> **Exercise**: In the listing that follows, how many lines contain "title"? Give the number only.

--- start of Stored rows ---

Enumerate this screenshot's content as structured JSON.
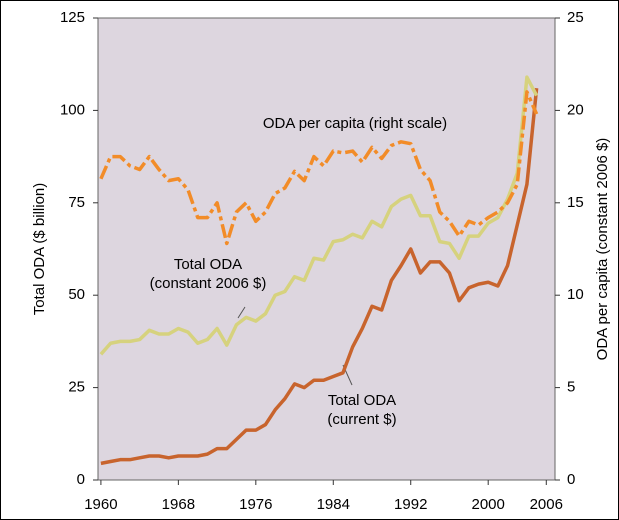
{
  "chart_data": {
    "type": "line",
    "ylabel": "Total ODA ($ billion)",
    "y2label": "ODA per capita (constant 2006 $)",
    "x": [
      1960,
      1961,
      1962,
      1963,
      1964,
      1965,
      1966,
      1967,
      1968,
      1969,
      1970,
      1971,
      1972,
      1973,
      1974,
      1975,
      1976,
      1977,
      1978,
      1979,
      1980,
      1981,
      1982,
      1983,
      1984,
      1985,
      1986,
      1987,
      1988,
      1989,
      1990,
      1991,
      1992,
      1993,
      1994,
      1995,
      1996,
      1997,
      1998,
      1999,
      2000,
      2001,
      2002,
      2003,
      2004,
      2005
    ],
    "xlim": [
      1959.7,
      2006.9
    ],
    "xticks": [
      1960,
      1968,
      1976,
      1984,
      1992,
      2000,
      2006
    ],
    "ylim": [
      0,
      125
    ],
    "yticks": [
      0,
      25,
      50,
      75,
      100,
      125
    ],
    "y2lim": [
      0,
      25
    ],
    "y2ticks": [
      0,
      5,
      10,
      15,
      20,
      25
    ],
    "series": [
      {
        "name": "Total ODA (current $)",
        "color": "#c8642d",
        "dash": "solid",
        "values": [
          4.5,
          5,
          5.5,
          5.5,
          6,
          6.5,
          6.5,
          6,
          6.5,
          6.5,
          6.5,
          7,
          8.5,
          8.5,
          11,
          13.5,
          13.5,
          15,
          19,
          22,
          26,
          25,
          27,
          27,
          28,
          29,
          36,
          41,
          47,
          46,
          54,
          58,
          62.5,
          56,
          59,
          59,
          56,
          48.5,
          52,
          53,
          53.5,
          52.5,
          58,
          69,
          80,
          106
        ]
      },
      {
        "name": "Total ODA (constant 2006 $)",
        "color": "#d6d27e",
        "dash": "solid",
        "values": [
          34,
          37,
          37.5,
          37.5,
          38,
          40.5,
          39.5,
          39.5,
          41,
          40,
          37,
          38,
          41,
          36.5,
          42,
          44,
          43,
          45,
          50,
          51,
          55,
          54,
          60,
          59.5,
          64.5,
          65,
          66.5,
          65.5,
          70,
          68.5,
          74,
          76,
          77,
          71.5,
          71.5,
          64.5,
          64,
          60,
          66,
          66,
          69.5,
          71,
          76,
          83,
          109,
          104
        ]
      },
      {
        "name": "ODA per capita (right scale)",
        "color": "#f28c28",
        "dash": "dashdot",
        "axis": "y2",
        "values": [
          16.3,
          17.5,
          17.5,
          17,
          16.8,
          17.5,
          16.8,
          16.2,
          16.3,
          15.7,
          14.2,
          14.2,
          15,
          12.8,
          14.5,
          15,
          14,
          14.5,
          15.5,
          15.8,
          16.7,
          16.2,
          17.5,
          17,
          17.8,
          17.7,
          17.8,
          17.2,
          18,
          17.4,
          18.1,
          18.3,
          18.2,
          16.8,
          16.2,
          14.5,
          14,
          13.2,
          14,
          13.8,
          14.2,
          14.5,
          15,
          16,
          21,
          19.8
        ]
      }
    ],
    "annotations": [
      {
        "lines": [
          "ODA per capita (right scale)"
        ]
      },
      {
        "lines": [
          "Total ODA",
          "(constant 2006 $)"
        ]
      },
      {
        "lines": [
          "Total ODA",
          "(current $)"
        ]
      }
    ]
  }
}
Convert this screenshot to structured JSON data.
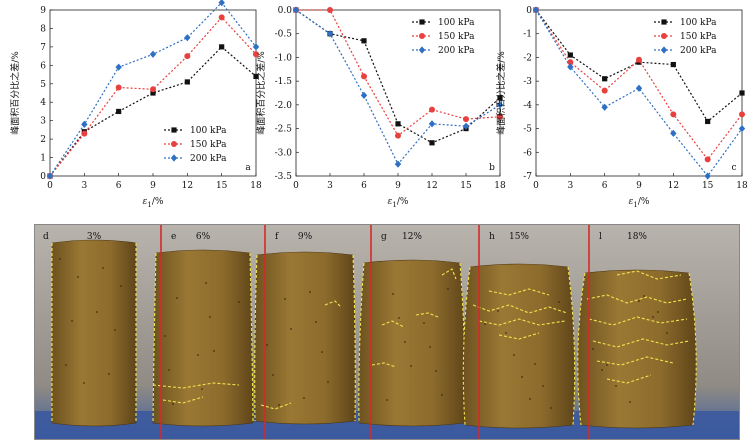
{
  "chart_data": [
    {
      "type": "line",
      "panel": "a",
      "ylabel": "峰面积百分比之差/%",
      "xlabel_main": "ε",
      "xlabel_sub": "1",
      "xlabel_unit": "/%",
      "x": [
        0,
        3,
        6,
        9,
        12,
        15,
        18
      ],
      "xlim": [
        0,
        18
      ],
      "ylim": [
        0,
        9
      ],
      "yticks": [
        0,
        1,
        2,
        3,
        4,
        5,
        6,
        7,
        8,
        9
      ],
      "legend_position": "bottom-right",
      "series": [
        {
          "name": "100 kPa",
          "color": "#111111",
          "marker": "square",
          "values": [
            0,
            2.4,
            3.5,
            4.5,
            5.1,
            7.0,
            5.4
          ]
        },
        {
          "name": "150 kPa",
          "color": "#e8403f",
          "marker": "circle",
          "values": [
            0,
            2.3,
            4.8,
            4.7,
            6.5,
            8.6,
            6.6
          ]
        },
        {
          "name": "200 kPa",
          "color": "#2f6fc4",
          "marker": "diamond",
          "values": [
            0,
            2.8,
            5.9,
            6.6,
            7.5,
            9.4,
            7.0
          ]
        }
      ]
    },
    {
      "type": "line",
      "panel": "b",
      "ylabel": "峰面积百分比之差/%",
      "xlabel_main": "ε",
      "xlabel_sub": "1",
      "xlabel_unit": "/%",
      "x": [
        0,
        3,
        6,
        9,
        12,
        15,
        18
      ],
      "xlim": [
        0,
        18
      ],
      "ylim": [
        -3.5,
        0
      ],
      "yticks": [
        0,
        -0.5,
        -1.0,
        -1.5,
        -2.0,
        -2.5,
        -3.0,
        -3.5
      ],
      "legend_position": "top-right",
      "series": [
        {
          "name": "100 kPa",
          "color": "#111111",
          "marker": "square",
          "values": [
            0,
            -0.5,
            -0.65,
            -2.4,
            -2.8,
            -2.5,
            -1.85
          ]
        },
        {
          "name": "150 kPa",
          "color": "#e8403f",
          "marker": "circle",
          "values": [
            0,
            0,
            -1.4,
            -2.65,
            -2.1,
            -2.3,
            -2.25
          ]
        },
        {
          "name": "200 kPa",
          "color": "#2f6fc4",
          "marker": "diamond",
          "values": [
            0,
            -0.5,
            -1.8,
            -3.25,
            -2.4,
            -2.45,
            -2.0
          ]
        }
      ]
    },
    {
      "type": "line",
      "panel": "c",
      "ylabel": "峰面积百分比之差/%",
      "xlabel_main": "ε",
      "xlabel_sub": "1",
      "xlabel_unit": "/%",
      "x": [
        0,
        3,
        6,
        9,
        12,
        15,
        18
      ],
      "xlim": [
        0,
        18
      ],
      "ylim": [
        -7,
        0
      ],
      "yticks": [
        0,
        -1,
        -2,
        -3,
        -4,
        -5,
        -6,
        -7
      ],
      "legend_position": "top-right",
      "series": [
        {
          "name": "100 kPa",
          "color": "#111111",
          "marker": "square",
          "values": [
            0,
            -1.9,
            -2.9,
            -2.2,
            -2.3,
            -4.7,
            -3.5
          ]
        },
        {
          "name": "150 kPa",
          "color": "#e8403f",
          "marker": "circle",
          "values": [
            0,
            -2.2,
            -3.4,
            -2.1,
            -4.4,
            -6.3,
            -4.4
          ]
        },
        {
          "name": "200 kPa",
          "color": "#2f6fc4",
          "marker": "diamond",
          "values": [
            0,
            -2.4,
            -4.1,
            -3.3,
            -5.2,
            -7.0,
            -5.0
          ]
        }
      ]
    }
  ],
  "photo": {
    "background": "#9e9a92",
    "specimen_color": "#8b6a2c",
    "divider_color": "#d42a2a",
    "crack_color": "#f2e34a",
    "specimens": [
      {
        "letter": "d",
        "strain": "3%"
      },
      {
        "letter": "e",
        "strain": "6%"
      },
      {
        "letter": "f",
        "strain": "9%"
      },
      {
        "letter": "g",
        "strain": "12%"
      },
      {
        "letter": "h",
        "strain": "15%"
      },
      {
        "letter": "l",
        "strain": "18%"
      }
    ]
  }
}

--- end of Stored rows ---
--- start of Stored rows ---

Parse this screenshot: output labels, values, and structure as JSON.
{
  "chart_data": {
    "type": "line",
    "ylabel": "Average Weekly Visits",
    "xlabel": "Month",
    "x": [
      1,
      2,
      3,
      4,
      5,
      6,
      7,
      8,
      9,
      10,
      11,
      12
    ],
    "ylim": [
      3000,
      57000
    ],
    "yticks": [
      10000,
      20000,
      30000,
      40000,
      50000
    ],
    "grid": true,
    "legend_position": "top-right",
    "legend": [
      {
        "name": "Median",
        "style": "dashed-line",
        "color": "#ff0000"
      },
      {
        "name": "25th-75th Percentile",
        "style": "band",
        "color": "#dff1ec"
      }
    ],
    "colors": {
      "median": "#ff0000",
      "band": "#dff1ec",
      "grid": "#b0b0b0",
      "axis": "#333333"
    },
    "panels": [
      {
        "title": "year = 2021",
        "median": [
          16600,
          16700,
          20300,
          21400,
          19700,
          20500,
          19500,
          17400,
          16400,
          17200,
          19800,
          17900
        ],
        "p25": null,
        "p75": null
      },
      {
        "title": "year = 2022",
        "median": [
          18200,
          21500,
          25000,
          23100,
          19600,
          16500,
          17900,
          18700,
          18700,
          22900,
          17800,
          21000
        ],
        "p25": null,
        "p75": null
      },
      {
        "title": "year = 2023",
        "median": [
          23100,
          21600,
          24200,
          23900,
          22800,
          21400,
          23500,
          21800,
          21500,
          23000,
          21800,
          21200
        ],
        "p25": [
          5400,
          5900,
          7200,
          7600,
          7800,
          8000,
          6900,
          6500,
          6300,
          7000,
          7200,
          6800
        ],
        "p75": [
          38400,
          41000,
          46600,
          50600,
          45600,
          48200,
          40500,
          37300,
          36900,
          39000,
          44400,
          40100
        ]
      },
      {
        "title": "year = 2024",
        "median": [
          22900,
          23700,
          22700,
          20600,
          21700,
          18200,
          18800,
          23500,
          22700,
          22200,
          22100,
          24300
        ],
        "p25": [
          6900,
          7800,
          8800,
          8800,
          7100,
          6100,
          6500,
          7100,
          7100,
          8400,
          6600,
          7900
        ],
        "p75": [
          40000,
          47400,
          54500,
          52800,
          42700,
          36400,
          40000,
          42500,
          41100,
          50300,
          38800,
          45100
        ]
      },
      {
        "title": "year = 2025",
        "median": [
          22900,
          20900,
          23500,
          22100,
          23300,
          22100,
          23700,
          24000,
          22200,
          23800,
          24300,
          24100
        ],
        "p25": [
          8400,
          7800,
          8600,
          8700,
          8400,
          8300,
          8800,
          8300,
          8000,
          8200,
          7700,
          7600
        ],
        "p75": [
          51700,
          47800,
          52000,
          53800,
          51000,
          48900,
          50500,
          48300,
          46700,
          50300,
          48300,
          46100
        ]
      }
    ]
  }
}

--- end of Stored rows ---
--- start of Stored rows ---

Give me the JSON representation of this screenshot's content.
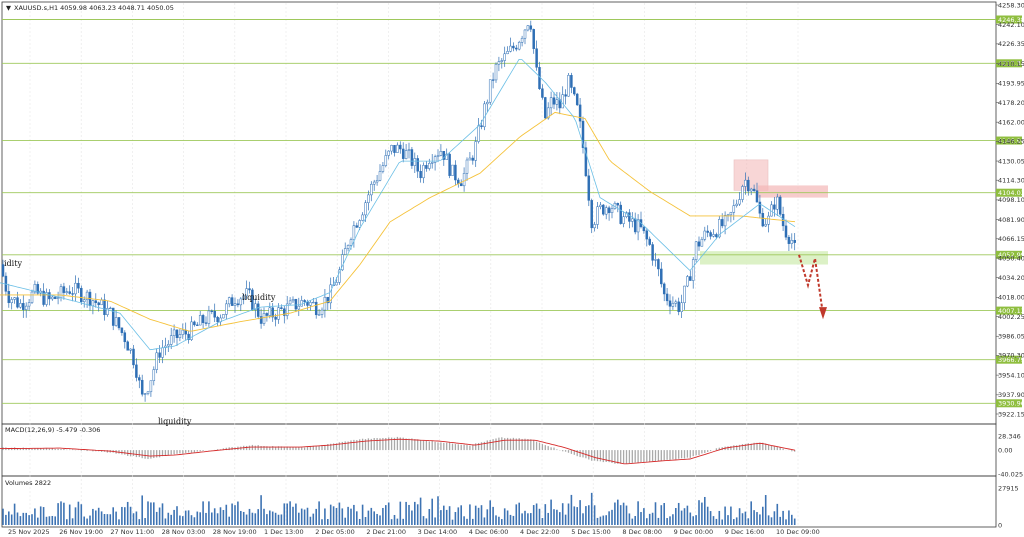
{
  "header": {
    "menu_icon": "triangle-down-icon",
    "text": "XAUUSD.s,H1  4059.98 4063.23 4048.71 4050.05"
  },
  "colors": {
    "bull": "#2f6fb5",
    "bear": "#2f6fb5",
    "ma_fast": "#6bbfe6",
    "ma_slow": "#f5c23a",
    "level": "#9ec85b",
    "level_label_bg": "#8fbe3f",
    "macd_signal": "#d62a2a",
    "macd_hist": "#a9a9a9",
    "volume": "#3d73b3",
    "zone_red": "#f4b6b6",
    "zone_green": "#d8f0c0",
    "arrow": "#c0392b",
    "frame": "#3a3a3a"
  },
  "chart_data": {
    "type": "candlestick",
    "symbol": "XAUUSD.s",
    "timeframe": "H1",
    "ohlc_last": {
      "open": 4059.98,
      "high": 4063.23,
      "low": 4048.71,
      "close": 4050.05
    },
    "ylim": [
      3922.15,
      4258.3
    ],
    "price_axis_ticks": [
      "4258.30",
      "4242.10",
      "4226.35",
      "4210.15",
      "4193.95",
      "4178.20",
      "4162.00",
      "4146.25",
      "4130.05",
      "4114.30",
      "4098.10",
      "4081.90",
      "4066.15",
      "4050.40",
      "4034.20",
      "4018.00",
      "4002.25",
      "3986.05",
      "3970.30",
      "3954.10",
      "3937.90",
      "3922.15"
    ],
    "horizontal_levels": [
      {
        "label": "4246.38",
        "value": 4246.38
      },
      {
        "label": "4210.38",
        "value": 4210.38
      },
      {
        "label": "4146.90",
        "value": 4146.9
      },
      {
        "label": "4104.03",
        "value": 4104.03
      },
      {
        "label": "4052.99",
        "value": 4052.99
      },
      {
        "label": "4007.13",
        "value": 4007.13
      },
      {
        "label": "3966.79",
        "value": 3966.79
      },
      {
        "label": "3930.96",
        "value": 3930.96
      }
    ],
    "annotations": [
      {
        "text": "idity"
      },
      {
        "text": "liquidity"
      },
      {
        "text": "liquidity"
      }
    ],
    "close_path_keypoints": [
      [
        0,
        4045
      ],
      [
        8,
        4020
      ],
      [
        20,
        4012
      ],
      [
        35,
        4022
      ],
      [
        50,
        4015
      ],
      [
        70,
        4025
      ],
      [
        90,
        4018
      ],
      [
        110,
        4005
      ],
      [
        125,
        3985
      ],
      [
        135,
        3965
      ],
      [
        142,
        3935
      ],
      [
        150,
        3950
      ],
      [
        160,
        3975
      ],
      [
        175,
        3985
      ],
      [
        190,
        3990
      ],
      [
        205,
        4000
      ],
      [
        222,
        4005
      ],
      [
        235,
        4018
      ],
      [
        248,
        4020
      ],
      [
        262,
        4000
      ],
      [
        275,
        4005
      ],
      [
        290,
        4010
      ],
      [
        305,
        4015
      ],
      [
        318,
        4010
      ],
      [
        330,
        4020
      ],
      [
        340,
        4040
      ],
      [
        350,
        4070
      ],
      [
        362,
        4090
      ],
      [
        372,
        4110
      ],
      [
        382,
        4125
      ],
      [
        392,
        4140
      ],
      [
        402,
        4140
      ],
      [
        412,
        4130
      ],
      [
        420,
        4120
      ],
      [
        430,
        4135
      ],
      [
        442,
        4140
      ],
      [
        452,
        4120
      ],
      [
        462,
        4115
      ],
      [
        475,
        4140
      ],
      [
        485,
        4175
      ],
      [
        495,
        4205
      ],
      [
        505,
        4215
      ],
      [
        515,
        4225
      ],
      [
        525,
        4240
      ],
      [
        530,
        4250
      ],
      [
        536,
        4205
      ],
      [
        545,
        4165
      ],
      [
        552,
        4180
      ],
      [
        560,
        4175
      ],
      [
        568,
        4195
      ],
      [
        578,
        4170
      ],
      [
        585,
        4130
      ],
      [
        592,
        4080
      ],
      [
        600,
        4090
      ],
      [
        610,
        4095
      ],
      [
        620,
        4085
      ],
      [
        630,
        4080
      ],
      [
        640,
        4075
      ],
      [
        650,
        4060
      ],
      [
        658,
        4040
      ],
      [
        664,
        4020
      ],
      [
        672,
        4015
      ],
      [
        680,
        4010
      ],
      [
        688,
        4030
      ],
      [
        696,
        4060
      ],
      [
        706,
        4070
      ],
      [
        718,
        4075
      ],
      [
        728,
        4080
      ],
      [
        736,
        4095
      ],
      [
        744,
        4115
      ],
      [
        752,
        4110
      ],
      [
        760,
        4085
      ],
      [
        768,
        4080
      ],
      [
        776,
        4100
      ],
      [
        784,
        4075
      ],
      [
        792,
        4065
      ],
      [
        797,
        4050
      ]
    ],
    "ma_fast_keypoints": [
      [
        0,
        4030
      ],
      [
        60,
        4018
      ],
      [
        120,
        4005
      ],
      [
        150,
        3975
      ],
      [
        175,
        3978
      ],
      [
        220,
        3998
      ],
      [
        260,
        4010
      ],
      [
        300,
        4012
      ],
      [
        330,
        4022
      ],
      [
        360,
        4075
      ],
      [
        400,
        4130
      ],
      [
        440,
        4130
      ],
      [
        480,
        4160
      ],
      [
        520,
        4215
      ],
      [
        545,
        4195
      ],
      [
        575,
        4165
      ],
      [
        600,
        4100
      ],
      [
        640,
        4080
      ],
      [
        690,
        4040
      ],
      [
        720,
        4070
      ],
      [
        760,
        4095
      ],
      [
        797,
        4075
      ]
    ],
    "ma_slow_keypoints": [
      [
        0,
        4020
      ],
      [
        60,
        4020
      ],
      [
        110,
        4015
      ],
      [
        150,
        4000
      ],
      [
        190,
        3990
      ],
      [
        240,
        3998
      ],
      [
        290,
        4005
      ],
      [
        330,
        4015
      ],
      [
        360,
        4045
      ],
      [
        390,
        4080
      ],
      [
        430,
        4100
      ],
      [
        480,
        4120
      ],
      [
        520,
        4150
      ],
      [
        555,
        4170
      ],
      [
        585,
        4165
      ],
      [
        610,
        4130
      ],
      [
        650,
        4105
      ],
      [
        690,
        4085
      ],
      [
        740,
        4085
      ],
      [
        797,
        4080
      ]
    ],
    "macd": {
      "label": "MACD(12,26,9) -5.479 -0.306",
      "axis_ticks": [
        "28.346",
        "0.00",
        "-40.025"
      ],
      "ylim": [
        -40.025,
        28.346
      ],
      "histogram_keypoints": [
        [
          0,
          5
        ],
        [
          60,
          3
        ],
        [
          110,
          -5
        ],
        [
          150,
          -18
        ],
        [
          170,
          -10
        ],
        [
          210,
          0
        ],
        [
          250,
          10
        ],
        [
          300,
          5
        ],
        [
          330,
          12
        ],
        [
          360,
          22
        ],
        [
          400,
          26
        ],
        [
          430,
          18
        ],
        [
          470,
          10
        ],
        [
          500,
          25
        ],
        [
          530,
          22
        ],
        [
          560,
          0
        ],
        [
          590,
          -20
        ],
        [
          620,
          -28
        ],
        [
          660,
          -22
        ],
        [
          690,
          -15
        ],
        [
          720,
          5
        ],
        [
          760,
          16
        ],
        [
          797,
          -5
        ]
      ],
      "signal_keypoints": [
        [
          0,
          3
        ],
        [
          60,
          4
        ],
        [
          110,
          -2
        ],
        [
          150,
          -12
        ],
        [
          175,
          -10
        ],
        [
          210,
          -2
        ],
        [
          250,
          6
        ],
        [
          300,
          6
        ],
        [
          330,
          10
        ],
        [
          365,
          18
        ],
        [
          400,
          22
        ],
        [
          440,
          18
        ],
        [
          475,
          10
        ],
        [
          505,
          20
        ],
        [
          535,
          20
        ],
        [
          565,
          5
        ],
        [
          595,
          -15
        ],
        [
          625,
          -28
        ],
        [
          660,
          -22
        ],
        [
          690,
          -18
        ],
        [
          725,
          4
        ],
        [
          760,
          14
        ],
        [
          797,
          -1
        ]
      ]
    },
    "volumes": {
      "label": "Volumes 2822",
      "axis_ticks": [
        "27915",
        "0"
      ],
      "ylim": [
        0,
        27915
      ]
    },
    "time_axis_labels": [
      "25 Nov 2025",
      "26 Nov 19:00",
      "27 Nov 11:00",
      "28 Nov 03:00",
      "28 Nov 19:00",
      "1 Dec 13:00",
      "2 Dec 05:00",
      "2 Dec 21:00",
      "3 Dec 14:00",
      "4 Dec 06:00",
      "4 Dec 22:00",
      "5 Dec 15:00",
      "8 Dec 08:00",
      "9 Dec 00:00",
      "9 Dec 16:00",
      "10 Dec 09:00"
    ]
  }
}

--- end of Stored rows ---

> **Response**: 5